### Directions for this task
Identify all lines below that hold "ágykihasználás" and collect them.

======== Working data

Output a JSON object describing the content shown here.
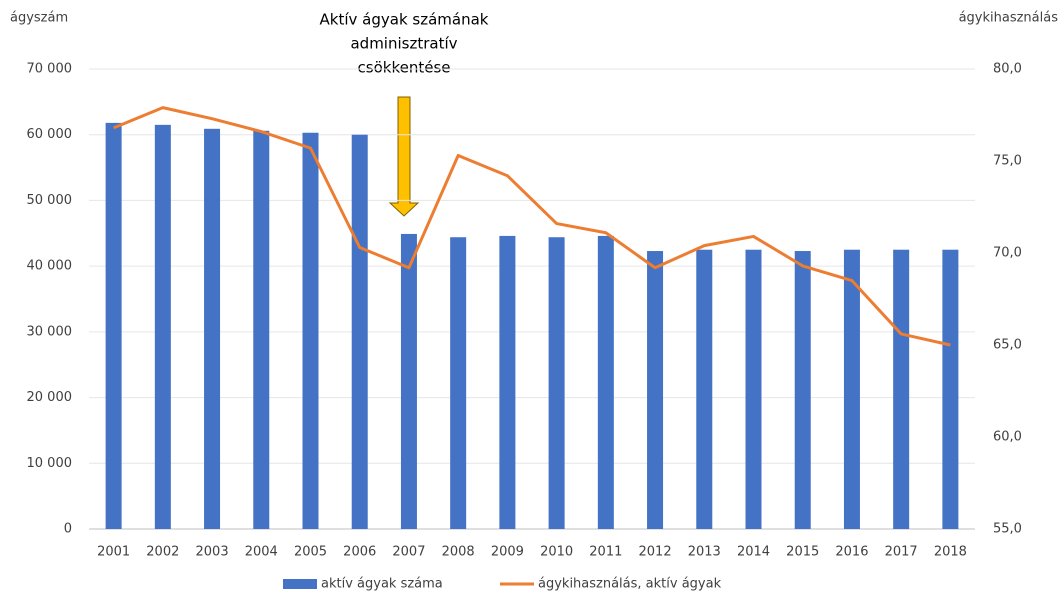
{
  "chart_data": {
    "type": "bar_line",
    "annotation": [
      "Aktív ágyak számának",
      "adminisztratív",
      "csökkentése"
    ],
    "y_label": "ágyszám",
    "y2_label": "ágykihasználás",
    "categories": [
      "2001",
      "2002",
      "2003",
      "2004",
      "2005",
      "2006",
      "2007",
      "2008",
      "2009",
      "2010",
      "2011",
      "2012",
      "2013",
      "2014",
      "2015",
      "2016",
      "2017",
      "2018"
    ],
    "series": [
      {
        "name": "aktív ágyak száma",
        "type": "bar",
        "color": "#4472c4",
        "values": [
          61800,
          61500,
          60900,
          60600,
          60300,
          60000,
          44900,
          44400,
          44600,
          44400,
          44600,
          42300,
          42500,
          42500,
          42300,
          42500,
          42500,
          42500
        ]
      },
      {
        "name": "ágykihasználás, aktív ágyak",
        "type": "line",
        "axis": "y2",
        "color": "#ed7d31",
        "values": [
          76.8,
          77.9,
          77.3,
          76.6,
          75.7,
          70.3,
          69.2,
          75.3,
          74.2,
          71.6,
          71.1,
          69.2,
          70.4,
          70.9,
          69.3,
          68.5,
          65.6,
          65.0
        ]
      }
    ],
    "ylim": [
      0,
      70000
    ],
    "yticks": [
      0,
      {
        "value": 10000,
        "label": "10 000"
      },
      {
        "value": 20000,
        "label": "20 000"
      },
      {
        "value": 30000,
        "label": "30 000"
      },
      {
        "value": 40000,
        "label": "40 000"
      },
      {
        "value": 50000,
        "label": "50 000"
      },
      {
        "value": 60000,
        "label": "60 000"
      },
      {
        "value": 70000,
        "label": "70 000"
      }
    ],
    "y2lim": [
      55,
      80
    ],
    "y2ticks": [
      {
        "value": 55,
        "label": "55,0"
      },
      {
        "value": 60,
        "label": "60,0"
      },
      {
        "value": 65,
        "label": "65,0"
      },
      {
        "value": 70,
        "label": "70,0"
      },
      {
        "value": 75,
        "label": "75,0"
      },
      {
        "value": 80,
        "label": "80,0"
      }
    ],
    "grid": true
  }
}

================

### Result for this exercise
    "y2_label": "ágykihasználás",
        "name": "ágykihasználás, aktív ágyak",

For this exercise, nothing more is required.